··· AVAILABLE RECORDS ···
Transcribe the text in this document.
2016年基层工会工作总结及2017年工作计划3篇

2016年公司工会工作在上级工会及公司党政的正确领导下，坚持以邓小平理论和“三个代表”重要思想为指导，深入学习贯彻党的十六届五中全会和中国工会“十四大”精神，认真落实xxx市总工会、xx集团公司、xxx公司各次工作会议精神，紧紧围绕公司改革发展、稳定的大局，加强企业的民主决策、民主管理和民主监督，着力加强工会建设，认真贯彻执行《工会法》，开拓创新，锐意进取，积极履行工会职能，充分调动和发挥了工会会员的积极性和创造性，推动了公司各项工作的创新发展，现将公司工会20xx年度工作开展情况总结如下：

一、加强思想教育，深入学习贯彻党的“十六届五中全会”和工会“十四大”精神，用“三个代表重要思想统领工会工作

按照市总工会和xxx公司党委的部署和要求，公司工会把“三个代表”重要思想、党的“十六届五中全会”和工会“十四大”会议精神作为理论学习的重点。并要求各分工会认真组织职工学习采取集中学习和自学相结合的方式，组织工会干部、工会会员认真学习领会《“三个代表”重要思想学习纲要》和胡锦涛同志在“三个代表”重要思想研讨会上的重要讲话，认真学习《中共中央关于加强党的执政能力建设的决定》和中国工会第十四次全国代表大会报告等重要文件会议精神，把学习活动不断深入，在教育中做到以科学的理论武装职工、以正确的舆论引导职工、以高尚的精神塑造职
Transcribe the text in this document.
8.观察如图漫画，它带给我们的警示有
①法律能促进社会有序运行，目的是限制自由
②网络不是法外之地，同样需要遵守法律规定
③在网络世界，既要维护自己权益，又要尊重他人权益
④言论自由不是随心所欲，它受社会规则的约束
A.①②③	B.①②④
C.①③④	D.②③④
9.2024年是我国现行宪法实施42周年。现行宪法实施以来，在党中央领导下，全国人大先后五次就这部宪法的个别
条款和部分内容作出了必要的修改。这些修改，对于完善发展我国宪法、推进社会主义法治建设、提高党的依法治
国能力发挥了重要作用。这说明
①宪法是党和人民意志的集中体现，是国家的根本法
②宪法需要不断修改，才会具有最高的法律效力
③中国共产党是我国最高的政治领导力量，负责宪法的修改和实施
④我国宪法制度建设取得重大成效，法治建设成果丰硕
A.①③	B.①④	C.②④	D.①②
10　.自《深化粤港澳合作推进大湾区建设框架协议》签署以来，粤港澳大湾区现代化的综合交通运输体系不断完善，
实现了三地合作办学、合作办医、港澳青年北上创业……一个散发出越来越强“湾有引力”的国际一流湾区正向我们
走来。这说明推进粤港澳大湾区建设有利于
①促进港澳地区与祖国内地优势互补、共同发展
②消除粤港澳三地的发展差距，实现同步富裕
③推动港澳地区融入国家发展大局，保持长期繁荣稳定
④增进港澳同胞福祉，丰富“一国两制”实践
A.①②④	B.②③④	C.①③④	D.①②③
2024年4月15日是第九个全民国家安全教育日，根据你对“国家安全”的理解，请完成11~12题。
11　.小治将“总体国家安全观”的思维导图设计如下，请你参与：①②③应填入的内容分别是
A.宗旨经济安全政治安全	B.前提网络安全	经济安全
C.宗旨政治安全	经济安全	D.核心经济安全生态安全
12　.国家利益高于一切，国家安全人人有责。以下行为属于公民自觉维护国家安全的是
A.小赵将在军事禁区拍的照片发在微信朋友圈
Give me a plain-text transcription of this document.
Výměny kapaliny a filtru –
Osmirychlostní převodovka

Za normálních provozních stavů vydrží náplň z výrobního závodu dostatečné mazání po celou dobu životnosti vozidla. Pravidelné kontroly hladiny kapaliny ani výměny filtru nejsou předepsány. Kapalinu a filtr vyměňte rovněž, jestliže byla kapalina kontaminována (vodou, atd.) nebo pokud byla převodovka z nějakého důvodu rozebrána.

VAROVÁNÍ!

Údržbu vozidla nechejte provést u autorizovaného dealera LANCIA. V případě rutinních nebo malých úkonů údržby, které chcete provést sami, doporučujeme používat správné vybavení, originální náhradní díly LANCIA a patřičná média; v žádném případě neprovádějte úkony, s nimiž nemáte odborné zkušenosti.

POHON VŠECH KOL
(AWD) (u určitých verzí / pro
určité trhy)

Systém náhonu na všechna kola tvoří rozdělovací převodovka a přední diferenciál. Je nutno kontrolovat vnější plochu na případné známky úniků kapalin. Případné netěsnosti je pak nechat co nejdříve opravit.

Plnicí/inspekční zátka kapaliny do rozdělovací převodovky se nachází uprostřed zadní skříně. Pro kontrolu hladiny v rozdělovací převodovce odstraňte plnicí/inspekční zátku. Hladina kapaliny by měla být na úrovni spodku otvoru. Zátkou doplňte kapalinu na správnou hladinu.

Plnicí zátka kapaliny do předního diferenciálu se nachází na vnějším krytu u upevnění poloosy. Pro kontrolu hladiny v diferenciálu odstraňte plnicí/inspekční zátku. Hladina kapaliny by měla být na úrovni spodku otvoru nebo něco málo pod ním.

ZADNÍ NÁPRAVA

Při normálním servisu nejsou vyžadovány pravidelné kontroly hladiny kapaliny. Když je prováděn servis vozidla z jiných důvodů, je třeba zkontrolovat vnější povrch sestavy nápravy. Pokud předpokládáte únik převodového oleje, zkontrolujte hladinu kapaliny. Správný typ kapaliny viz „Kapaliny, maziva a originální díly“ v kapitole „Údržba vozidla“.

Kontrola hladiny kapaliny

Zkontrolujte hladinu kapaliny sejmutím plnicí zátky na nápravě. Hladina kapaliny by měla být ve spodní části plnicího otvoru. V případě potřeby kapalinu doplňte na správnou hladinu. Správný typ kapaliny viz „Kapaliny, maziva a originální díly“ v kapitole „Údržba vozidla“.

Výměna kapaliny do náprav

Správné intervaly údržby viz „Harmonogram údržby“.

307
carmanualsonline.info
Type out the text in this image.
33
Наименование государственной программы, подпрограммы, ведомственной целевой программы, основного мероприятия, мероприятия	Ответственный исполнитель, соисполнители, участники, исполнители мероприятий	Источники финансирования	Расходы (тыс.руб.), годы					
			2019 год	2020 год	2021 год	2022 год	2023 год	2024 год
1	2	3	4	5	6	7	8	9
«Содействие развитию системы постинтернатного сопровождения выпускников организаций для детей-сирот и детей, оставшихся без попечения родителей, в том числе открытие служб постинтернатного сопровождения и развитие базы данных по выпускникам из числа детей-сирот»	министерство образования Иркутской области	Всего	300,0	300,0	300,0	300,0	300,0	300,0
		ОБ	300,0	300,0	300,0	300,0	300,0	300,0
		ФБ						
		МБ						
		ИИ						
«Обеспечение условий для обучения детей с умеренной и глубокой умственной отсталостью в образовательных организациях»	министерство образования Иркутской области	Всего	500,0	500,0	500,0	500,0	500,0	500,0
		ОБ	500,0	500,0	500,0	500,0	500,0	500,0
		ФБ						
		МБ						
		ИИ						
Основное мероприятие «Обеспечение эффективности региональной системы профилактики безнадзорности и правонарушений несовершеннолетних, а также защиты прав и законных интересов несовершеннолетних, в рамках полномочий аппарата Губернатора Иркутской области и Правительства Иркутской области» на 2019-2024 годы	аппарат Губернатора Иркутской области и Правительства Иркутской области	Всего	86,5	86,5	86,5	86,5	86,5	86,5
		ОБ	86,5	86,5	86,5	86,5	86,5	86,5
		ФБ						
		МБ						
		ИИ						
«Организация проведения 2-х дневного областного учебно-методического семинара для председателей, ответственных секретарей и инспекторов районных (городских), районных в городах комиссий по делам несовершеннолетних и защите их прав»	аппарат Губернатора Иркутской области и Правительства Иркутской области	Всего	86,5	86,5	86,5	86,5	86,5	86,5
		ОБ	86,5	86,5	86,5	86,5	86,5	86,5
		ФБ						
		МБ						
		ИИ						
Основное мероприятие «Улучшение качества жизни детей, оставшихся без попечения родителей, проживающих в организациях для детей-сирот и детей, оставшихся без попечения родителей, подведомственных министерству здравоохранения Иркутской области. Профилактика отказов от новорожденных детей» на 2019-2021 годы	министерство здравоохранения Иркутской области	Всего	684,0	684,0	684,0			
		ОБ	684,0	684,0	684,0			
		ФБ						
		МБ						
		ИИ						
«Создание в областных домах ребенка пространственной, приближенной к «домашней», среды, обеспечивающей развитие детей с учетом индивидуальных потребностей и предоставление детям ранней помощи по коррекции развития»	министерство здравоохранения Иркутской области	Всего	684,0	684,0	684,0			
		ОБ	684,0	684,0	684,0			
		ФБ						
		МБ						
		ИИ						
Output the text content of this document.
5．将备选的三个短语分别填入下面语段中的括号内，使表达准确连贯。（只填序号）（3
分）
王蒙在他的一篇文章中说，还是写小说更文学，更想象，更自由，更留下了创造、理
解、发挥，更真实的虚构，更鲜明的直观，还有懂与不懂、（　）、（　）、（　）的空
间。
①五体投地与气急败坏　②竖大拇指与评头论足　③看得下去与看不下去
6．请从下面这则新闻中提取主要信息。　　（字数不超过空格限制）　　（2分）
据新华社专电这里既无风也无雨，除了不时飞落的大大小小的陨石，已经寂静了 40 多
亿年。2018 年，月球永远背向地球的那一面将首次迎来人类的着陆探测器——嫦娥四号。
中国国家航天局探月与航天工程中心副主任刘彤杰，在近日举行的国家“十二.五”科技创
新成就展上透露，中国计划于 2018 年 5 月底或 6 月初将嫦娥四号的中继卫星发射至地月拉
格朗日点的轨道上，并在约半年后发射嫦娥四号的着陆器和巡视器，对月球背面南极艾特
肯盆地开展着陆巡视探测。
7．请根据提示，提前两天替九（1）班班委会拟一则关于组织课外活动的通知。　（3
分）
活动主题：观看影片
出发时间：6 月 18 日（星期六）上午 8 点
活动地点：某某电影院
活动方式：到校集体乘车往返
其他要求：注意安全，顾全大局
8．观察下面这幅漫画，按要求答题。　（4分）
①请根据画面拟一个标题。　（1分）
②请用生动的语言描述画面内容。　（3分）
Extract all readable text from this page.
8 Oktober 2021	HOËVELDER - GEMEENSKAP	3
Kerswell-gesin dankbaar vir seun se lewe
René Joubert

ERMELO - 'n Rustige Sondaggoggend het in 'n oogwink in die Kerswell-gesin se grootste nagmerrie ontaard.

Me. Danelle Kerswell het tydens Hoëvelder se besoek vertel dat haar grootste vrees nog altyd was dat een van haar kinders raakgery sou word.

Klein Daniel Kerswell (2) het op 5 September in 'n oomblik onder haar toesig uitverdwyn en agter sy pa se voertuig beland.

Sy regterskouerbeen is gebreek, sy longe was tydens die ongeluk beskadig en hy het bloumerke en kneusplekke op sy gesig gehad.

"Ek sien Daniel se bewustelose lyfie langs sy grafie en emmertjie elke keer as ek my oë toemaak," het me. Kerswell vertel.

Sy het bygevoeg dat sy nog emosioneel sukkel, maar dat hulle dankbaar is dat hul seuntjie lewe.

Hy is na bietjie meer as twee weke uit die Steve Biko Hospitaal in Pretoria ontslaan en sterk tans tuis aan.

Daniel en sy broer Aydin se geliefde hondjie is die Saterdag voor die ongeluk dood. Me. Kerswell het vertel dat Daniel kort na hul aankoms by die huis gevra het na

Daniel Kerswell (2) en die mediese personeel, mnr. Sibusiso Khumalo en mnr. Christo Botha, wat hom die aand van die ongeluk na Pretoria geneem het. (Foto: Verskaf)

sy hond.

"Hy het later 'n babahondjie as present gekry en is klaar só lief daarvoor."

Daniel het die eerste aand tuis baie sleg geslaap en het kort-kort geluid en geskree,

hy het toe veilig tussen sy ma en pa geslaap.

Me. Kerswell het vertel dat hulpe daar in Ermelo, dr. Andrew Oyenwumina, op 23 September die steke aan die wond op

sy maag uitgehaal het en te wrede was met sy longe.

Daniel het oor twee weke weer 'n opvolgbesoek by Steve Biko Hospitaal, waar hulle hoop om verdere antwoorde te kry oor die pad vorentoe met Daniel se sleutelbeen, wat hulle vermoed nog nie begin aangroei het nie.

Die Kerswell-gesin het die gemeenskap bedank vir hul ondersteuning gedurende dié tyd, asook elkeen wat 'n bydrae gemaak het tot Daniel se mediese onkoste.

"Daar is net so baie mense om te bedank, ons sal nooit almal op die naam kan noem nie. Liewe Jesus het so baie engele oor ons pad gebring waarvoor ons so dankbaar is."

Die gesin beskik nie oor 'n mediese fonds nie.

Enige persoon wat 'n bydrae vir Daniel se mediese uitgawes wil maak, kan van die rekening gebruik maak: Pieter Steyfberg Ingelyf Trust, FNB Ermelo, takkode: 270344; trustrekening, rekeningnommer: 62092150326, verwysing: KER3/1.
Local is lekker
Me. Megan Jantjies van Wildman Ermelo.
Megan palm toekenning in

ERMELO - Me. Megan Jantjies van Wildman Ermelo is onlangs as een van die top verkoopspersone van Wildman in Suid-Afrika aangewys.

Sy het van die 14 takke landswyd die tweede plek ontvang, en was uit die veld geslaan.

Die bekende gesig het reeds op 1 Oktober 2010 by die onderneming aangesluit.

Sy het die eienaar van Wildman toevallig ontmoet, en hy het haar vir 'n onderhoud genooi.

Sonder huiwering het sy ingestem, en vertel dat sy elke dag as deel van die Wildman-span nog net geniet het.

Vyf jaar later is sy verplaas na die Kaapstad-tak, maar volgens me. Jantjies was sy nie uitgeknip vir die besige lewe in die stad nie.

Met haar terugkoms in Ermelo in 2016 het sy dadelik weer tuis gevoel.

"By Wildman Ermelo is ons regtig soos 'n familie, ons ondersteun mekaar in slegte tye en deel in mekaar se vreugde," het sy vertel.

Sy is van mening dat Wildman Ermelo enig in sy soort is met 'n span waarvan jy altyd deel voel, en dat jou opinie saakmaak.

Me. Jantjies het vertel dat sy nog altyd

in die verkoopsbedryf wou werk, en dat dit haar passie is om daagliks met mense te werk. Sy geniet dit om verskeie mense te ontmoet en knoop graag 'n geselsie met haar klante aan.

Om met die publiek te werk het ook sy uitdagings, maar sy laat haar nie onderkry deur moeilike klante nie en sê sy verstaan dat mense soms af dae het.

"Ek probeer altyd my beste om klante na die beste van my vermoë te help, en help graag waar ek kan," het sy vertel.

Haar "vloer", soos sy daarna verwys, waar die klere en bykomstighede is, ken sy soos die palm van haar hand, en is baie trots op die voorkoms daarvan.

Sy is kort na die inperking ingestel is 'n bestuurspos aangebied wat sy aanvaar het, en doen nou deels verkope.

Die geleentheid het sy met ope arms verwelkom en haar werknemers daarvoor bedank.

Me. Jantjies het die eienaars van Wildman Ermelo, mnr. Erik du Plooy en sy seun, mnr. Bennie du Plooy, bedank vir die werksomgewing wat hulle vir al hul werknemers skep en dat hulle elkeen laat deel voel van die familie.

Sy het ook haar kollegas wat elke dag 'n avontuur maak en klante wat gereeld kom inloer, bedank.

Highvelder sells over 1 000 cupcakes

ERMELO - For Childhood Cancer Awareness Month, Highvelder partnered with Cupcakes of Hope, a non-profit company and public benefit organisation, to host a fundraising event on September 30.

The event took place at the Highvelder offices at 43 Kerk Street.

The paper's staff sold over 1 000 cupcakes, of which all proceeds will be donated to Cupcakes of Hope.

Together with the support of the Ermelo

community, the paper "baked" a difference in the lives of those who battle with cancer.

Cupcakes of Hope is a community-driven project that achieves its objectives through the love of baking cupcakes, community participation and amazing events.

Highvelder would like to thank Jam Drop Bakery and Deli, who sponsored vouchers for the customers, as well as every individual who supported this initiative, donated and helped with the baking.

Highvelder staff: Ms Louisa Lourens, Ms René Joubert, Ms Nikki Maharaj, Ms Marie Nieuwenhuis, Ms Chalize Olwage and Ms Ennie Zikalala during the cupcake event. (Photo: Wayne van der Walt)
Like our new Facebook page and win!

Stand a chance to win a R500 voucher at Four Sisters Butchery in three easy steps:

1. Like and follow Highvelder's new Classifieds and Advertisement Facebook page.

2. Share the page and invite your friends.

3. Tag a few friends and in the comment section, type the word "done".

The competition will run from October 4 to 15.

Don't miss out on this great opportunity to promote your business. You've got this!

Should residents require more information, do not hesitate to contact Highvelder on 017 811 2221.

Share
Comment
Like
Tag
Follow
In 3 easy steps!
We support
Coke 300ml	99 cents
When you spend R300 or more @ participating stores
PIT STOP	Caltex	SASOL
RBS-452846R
···
_WORK TO BE COMPLETED_: Each line above that holds the string "Oktober" should be copied and shown.

_OUTPUT OF THE TASK_:
8 Oktober 2021	HOËVELDER - GEMEENSKAP	3
Die bekende gesig het reeds op 1 Oktober 2010 by die onderneming aangesluit.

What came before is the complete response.